## Requirement
Copy out every record below with complete accuracy.
============
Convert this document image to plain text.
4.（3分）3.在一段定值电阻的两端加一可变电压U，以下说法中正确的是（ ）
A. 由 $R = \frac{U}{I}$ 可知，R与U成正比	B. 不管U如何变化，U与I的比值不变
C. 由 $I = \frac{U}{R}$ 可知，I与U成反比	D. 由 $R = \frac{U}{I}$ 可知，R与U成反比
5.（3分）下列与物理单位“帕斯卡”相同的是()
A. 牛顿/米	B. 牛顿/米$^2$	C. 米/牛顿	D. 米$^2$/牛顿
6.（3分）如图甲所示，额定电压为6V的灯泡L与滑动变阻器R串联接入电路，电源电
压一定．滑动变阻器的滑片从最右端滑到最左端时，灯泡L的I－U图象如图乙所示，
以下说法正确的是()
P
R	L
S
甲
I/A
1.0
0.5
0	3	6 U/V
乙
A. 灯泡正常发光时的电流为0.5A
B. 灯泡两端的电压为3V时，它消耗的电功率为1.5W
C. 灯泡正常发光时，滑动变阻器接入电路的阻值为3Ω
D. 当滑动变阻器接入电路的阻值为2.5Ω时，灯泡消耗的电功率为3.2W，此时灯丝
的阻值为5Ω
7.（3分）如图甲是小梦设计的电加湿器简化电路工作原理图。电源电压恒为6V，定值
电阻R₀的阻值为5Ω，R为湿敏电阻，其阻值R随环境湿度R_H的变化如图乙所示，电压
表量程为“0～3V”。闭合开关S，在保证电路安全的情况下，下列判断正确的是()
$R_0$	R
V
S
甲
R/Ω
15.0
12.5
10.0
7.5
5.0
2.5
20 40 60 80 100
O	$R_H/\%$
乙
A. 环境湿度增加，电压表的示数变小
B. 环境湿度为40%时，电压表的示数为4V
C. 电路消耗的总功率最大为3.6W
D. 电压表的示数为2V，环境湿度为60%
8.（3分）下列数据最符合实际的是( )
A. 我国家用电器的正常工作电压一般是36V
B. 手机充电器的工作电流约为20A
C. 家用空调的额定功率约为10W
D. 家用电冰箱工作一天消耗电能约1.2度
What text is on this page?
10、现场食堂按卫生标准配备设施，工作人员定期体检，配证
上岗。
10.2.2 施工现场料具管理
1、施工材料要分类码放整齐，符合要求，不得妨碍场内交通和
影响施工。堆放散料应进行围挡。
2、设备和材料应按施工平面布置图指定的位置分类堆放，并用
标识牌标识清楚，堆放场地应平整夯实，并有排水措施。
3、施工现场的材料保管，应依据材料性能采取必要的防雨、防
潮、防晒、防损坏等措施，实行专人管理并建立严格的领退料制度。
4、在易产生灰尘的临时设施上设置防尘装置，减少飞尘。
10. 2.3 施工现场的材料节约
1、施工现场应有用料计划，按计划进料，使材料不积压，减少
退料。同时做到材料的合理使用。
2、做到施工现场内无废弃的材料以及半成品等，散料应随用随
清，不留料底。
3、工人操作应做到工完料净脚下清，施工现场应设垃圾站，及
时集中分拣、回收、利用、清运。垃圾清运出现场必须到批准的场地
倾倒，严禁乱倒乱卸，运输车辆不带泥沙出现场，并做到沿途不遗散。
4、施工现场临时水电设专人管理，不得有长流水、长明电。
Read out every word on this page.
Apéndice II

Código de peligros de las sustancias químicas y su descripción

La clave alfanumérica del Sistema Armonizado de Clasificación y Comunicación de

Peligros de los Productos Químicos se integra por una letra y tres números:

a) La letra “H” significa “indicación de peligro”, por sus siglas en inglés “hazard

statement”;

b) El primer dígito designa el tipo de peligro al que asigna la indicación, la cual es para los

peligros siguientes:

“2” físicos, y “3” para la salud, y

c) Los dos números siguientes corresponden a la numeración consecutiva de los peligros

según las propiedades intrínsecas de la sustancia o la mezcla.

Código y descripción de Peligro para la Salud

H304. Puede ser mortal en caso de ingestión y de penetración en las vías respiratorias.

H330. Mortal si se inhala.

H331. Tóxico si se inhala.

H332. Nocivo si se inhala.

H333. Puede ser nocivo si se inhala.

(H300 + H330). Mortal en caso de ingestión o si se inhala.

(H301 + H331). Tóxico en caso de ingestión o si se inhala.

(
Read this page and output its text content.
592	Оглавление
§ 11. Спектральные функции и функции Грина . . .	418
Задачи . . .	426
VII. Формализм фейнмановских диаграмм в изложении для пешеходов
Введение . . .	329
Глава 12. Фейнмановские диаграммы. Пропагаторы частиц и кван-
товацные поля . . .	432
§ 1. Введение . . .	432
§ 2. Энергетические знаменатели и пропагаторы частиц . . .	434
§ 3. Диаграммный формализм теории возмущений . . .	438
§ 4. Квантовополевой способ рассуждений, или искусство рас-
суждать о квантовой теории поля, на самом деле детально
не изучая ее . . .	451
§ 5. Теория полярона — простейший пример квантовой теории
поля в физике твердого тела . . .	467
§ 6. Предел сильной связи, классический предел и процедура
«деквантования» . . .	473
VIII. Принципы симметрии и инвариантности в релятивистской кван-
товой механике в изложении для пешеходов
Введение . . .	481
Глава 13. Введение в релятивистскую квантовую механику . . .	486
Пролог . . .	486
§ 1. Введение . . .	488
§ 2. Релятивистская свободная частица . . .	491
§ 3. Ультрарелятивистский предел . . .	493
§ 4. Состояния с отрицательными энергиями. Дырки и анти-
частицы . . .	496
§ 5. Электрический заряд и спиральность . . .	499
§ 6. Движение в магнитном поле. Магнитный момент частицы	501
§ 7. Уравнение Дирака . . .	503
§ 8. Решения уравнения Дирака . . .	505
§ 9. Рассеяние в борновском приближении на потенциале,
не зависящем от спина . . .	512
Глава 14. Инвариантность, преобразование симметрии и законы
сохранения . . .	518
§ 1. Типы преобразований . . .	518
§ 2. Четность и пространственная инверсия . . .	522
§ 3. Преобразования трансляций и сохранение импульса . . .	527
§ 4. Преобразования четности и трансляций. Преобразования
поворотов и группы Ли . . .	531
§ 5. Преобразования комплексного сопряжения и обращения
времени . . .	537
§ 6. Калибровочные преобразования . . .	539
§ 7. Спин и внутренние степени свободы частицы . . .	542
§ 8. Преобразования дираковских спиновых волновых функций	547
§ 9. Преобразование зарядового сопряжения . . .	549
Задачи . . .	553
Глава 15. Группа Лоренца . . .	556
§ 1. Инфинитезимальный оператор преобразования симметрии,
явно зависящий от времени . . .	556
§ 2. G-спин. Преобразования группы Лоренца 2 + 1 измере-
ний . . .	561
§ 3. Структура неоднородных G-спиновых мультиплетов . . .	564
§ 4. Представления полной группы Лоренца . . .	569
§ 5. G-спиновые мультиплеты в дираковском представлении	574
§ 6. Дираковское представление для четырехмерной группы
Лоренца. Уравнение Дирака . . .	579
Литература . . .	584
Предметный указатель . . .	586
============
## Task answer
Convert this document image to plain text.
4.（3分）3.在一段定值电阻的两端加一可变电压U，以下说法中正确的是（ ）
A. 由 $R = \frac{U}{I}$ 可知，R与U成正比	B. 不管U如何变化，U与I的比值不变
C. 由 $I = \frac{U}{R}$ 可知，I与U成反比	D. 由 $R = \frac{U}{I}$ 可知，R与U成反比
5.（3分）下列与物理单位“帕斯卡”相同的是()
A. 牛顿/米	B. 牛顿/米$^2$	C. 米/牛顿	D. 米$^2$/牛顿
6.（3分）如图甲所示，额定电压为6V的灯泡L与滑动变阻器R串联接入电路，电源电
压一定．滑动变阻器的滑片从最右端滑到最左端时，灯泡L的I－U图象如图乙所示，
以下说法正确的是()
P
R	L
S
甲
I/A
1.0
0.5
0	3	6 U/V
乙
A. 灯泡正常发光时的电流为0.5A
B. 灯泡两端的电压为3V时，它消耗的电功率为1.5W
C. 灯泡正常发光时，滑动变阻器接入电路的阻值为3Ω
D. 当滑动变阻器接入电路的阻值为2.5Ω时，灯泡消耗的电功率为3.2W，此时灯丝
的阻值为5Ω
7.（3分）如图甲是小梦设计的电加湿器简化电路工作原理图。电源电压恒为6V，定值
电阻R₀的阻值为5Ω，R为湿敏电阻，其阻值R随环境湿度R_H的变化如图乙所示，电压
表量程为“0～3V”。闭合开关S，在保证电路安全的情况下，下列判断正确的是()
$R_0$	R
V
S
甲
R/Ω
15.0
12.5
10.0
7.5
5.0
2.5
20 40 60 80 100
O	$R_H/\%$
乙
A. 环境湿度增加，电压表的示数变小
B. 环境湿度为40%时，电压表的示数为4V
C. 电路消耗的总功率最大为3.6W
D. 电压表的示数为2V，环境湿度为60%
8.（3分）下列数据最符合实际的是( )
A. 我国家用电器的正常工作电压一般是36V
B. 手机充电器的工作电流约为20A
C. 家用空调的额定功率约为10W
D. 家用电冰箱工作一天消耗电能约1.2度
What text is on this page?
10、现场食堂按卫生标准配备设施，工作人员定期体检，配证
上岗。
10.2.2 施工现场料具管理
1、施工材料要分类码放整齐，符合要求，不得妨碍场内交通和
影响施工。堆放散料应进行围挡。
2、设备和材料应按施工平面布置图指定的位置分类堆放，并用
标识牌标识清楚，堆放场地应平整夯实，并有排水措施。
3、施工现场的材料保管，应依据材料性能采取必要的防雨、防
潮、防晒、防损坏等措施，实行专人管理并建立严格的领退料制度。
4、在易产生灰尘的临时设施上设置防尘装置，减少飞尘。
10. 2.3 施工现场的材料节约
1、施工现场应有用料计划，按计划进料，使材料不积压，减少
退料。同时做到材料的合理使用。
2、做到施工现场内无废弃的材料以及半成品等，散料应随用随
清，不留料底。
3、工人操作应做到工完料净脚下清，施工现场应设垃圾站，及
时集中分拣、回收、利用、清运。垃圾清运出现场必须到批准的场地
倾倒，严禁乱倒乱卸，运输车辆不带泥沙出现场，并做到沿途不遗散。
4、施工现场临时水电设专人管理，不得有长流水、长明电。
Read out every word on this page.
Apéndice II

Código de peligros de las sustancias químicas y su descripción

La clave alfanumérica del Sistema Armonizado de Clasificación y Comunicación de

Peligros de los Productos Químicos se integra por una letra y tres números:

a) La letra “H” significa “indicación de peligro”, por sus siglas en inglés “hazard

statement”;

b) El primer dígito designa el tipo de peligro al que asigna la indicación, la cual es para los

peligros siguientes:

“2” físicos, y “3” para la salud, y

c) Los dos números siguientes corresponden a la numeración consecutiva de los peligros

según las propiedades intrínsecas de la sustancia o la mezcla.

Código y descripción de Peligro para la Salud

H304. Puede ser mortal en caso de ingestión y de penetración en las vías respiratorias.

H330. Mortal si se inhala.

H331. Tóxico si se inhala.

H332. Nocivo si se inhala.

H333. Puede ser nocivo si se inhala.

(H300 + H330). Mortal en caso de ingestión o si se inhala.

(H301 + H331). Tóxico en caso de ingestión o si se inhala.

(
Read this page and output its text content.
592	Оглавление
§ 11. Спектральные функции и функции Грина . . .	418
Задачи . . .	426
VII. Формализм фейнмановских диаграмм в изложении для пешеходов
Введение . . .	329
Глава 12. Фейнмановские диаграммы. Пропагаторы частиц и кван-
товацные поля . . .	432
§ 1. Введение . . .	432
§ 2. Энергетические знаменатели и пропагаторы частиц . . .	434
§ 3. Диаграммный формализм теории возмущений . . .	438
§ 4. Квантовополевой способ рассуждений, или искусство рас-
суждать о квантовой теории поля, на самом деле детально
не изучая ее . . .	451
§ 5. Теория полярона — простейший пример квантовой теории
поля в физике твердого тела . . .	467
§ 6. Предел сильной связи, классический предел и процедура
«деквантования» . . .	473
VIII. Принципы симметрии и инвариантности в релятивистской кван-
товой механике в изложении для пешеходов
Введение . . .	481
Глава 13. Введение в релятивистскую квантовую механику . . .	486
Пролог . . .	486
§ 1. Введение . . .	488
§ 2. Релятивистская свободная частица . . .	491
§ 3. Ультрарелятивистский предел . . .	493
§ 4. Состояния с отрицательными энергиями. Дырки и анти-
частицы . . .	496
§ 5. Электрический заряд и спиральность . . .	499
§ 6. Движение в магнитном поле. Магнитный момент частицы	501
§ 7. Уравнение Дирака . . .	503
§ 8. Решения уравнения Дирака . . .	505
§ 9. Рассеяние в борновском приближении на потенциале,
не зависящем от спина . . .	512
Глава 14. Инвариантность, преобразование симметрии и законы
сохранения . . .	518
§ 1. Типы преобразований . . .	518
§ 2. Четность и пространственная инверсия . . .	522
§ 3. Преобразования трансляций и сохранение импульса . . .	527
§ 4. Преобразования четности и трансляций. Преобразования
поворотов и группы Ли . . .	531
§ 5. Преобразования комплексного сопряжения и обращения
времени . . .	537
§ 6. Калибровочные преобразования . . .	539
§ 7. Спин и внутренние степени свободы частицы . . .	542
§ 8. Преобразования дираковских спиновых волновых функций	547
§ 9. Преобразование зарядового сопряжения . . .	549
Задачи . . .	553
Глава 15. Группа Лоренца . . .	556
§ 1. Инфинитезимальный оператор преобразования симметрии,
явно зависящий от времени . . .	556
§ 2. G-спин. Преобразования группы Лоренца 2 + 1 измере-
ний . . .	561
§ 3. Структура неоднородных G-спиновых мультиплетов . . .	564
§ 4. Представления полной группы Лоренца . . .	569
§ 5. G-спиновые мультиплеты в дираковском представлении	574
§ 6. Дираковское представление для четырехмерной группы
Лоренца. Уравнение Дирака . . .	579
Литература . . .	584
Предметный указатель . . .	586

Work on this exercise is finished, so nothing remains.